WHAT TO WORK ON
Each line that holds the word "further" counts once; give the total for the records below and nothing else.

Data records
■ ■ ■ ■ ■ ■ ■

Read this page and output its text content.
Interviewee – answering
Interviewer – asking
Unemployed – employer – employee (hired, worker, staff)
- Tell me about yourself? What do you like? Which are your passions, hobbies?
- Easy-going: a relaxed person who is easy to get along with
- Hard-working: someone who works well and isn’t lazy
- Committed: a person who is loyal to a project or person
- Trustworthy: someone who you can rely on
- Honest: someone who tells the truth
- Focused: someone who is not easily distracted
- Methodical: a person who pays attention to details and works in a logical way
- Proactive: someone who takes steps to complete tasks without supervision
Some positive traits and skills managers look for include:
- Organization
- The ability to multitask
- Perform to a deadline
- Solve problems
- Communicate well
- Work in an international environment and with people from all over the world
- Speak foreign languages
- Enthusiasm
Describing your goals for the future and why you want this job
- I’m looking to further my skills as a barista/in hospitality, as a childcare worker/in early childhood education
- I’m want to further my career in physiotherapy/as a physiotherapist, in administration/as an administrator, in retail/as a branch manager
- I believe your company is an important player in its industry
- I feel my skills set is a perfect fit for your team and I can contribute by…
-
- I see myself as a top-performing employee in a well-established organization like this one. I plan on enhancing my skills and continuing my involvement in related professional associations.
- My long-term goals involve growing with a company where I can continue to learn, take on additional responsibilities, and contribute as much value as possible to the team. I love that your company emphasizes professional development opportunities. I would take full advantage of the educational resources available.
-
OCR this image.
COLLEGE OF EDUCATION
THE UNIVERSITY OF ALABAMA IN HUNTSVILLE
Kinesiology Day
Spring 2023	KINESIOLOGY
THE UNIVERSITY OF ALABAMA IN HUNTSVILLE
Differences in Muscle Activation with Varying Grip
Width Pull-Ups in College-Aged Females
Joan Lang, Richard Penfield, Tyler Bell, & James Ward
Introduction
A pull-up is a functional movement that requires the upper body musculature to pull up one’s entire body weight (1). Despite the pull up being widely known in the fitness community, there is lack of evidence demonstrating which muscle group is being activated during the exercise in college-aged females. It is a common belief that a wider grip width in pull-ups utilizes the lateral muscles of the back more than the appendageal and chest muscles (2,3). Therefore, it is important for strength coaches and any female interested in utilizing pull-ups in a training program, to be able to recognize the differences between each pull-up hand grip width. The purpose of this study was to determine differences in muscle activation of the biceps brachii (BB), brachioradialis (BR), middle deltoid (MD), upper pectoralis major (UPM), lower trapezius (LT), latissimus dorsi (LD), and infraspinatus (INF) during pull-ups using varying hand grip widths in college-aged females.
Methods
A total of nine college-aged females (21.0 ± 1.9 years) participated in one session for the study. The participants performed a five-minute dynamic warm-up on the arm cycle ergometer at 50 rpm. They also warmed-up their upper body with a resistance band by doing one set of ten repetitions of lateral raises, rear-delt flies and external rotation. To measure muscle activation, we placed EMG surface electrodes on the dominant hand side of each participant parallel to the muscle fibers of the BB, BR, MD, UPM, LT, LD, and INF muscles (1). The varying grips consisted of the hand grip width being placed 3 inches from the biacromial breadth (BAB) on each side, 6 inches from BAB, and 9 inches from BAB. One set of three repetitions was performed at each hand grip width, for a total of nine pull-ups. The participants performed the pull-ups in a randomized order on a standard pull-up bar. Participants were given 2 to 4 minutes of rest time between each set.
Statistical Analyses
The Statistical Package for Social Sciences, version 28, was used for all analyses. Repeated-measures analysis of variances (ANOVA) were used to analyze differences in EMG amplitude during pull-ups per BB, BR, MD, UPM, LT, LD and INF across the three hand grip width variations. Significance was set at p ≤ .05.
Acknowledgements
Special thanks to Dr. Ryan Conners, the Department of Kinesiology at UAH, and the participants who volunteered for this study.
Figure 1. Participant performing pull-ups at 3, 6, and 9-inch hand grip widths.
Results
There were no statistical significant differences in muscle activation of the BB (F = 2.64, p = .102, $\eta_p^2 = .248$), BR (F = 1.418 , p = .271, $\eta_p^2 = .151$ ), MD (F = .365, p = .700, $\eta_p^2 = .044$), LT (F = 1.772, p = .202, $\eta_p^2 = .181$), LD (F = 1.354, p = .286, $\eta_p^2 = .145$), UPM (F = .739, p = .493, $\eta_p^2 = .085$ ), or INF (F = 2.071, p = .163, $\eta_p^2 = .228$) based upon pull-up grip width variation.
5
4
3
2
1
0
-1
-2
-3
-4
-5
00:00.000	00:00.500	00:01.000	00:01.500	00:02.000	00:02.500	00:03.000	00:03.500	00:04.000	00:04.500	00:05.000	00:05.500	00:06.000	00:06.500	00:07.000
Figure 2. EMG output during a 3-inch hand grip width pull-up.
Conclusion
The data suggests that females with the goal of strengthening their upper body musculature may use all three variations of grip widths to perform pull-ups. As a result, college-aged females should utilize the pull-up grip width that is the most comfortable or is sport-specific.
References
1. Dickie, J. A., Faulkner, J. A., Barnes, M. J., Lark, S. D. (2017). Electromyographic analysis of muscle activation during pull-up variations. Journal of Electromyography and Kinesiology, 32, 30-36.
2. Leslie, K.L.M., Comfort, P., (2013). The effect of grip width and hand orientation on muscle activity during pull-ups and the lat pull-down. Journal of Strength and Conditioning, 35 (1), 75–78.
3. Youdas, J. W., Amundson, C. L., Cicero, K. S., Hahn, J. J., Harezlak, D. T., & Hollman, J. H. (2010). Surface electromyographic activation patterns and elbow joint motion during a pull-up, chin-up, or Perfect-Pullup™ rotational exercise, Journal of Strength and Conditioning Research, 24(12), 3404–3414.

■ ■ ■ ■ ■ ■ ■

EXERCISE RESULT
2